**Direction:** In the data below, find each line containing the string "ylabel" and return it.

** begin **

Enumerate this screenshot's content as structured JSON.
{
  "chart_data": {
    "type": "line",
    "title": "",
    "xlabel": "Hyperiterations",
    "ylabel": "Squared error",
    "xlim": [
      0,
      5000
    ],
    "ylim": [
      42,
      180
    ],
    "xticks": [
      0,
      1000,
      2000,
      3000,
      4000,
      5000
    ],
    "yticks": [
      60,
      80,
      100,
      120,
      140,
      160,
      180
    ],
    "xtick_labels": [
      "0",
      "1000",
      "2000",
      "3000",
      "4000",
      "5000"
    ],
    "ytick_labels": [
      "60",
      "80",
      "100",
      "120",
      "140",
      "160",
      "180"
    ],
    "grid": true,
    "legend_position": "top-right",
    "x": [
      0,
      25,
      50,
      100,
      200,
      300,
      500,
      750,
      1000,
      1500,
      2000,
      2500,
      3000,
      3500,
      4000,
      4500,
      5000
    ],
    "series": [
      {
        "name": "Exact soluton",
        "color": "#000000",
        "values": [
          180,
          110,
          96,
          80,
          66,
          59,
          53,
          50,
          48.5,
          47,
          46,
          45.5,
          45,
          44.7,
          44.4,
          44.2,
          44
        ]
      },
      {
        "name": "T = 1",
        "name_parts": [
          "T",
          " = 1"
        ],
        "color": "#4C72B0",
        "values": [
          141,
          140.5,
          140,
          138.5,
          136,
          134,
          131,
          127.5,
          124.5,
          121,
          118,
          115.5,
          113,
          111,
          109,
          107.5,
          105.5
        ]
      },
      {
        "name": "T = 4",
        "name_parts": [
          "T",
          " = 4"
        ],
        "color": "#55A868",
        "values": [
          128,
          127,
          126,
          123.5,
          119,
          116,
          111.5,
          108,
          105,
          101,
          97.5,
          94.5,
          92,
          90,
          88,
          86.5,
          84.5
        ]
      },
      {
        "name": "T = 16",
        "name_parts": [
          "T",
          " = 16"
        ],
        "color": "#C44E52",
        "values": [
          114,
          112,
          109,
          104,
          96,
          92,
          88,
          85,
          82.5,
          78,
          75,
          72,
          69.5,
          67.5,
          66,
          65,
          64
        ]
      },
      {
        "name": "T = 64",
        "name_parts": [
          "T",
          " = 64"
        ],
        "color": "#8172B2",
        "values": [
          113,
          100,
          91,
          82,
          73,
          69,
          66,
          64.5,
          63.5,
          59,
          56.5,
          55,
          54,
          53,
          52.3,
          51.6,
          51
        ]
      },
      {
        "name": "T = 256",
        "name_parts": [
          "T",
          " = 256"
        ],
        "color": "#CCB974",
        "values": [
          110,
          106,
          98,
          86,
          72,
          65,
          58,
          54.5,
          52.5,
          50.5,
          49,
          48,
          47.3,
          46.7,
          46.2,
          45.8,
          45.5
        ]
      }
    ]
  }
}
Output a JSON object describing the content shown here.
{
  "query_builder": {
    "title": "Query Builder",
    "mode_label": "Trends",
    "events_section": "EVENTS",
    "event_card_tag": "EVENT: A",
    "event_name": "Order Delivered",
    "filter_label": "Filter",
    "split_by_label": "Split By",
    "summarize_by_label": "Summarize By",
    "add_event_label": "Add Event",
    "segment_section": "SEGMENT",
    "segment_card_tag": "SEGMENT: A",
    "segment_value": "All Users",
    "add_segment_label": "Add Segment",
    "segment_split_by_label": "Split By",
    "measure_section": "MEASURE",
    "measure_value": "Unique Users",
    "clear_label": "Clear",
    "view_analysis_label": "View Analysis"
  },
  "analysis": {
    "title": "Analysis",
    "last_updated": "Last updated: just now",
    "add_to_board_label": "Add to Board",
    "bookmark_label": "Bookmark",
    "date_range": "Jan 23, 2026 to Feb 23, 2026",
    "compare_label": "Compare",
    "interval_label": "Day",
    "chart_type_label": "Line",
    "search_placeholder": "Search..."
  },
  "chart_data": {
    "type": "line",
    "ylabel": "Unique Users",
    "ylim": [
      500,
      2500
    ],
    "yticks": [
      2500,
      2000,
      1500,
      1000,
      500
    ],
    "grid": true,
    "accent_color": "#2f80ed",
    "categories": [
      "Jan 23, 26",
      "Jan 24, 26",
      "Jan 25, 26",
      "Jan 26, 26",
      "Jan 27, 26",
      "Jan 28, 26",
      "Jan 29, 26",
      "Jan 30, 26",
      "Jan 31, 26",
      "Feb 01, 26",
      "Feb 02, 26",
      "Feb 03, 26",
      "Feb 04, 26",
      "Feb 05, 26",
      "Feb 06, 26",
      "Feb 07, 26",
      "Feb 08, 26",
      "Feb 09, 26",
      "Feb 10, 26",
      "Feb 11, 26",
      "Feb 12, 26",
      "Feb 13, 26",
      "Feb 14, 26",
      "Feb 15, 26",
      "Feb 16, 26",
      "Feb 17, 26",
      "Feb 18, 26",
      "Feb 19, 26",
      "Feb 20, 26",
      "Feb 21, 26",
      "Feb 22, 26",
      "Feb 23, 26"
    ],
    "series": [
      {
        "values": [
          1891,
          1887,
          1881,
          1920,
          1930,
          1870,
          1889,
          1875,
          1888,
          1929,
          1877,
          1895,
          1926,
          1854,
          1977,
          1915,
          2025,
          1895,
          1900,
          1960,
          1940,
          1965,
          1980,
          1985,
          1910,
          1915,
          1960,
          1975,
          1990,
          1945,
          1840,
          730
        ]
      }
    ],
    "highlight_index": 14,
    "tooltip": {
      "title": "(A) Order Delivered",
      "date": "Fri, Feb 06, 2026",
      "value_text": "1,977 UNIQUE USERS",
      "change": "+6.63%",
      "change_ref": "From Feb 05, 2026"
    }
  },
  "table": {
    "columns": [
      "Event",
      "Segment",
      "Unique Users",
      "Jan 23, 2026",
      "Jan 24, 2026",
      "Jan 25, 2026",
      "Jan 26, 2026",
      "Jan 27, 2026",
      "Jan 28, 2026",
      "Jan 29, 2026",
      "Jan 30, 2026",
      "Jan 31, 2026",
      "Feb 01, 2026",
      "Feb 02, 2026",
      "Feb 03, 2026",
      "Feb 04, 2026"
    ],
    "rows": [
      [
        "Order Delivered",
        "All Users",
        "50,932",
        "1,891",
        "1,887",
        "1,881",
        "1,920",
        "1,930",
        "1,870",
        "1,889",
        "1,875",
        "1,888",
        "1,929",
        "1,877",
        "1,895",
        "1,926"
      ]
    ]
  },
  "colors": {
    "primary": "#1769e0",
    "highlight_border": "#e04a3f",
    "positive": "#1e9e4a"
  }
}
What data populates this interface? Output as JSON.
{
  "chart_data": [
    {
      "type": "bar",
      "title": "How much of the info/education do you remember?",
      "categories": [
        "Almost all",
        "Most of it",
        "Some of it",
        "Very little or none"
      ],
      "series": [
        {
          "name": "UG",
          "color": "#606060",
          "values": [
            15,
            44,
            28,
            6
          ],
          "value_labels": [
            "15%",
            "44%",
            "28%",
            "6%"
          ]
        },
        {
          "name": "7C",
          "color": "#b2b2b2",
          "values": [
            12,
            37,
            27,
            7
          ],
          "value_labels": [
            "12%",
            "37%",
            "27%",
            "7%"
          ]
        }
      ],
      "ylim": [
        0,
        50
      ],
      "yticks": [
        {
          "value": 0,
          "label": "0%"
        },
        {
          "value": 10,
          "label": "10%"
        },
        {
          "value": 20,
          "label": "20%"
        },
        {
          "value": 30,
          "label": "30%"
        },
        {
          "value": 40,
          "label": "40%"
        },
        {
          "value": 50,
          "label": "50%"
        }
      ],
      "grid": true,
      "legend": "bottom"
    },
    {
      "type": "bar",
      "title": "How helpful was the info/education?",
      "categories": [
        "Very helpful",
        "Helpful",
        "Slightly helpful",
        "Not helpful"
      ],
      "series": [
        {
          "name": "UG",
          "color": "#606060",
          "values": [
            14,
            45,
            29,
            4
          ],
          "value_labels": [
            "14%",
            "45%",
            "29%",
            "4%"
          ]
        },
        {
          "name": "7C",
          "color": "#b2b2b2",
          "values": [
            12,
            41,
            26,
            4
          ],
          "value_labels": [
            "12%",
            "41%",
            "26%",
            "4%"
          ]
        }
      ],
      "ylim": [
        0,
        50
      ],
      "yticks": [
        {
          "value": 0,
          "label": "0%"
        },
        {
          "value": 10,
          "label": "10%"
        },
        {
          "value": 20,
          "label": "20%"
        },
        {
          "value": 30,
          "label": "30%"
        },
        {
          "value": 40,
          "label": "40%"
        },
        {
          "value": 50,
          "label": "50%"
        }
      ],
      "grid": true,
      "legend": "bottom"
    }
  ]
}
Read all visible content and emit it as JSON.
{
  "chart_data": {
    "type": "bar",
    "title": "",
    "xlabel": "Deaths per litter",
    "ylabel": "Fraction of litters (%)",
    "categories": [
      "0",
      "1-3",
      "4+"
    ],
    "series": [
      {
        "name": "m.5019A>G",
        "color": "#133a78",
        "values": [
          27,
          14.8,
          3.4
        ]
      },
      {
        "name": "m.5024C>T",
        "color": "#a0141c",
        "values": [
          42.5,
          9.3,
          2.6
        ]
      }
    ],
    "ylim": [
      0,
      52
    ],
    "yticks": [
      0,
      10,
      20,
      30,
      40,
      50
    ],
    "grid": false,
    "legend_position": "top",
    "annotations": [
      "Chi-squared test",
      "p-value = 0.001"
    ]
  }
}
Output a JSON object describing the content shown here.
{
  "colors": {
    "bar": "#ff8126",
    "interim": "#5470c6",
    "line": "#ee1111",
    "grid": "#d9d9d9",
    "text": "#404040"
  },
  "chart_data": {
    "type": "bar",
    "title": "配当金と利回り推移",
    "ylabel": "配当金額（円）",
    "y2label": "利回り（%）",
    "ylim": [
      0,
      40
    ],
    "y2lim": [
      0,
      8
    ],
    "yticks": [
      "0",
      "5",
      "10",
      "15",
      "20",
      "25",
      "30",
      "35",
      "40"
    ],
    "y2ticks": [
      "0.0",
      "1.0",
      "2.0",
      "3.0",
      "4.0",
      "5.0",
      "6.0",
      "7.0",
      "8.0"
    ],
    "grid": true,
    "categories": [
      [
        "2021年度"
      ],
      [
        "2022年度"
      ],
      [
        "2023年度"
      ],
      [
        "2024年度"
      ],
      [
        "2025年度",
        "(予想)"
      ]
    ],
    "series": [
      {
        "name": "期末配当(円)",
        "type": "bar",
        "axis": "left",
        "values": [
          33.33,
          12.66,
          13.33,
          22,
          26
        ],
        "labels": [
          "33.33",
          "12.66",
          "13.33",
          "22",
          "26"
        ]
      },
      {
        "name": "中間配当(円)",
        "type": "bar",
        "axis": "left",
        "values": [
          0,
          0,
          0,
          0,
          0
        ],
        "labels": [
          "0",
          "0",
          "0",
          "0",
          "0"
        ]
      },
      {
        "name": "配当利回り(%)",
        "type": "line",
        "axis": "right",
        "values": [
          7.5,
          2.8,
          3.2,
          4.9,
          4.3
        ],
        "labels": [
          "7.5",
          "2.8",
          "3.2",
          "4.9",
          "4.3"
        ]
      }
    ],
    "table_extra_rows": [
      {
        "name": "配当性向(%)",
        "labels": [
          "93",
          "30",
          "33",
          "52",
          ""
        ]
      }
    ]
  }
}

** end **

**Exercise output:**
    "ylabel": "Squared error",
    "ylabel": "Unique Users",
    "ylabel": "Fraction of litters (%)",
    "ylabel": "配当金額（円）",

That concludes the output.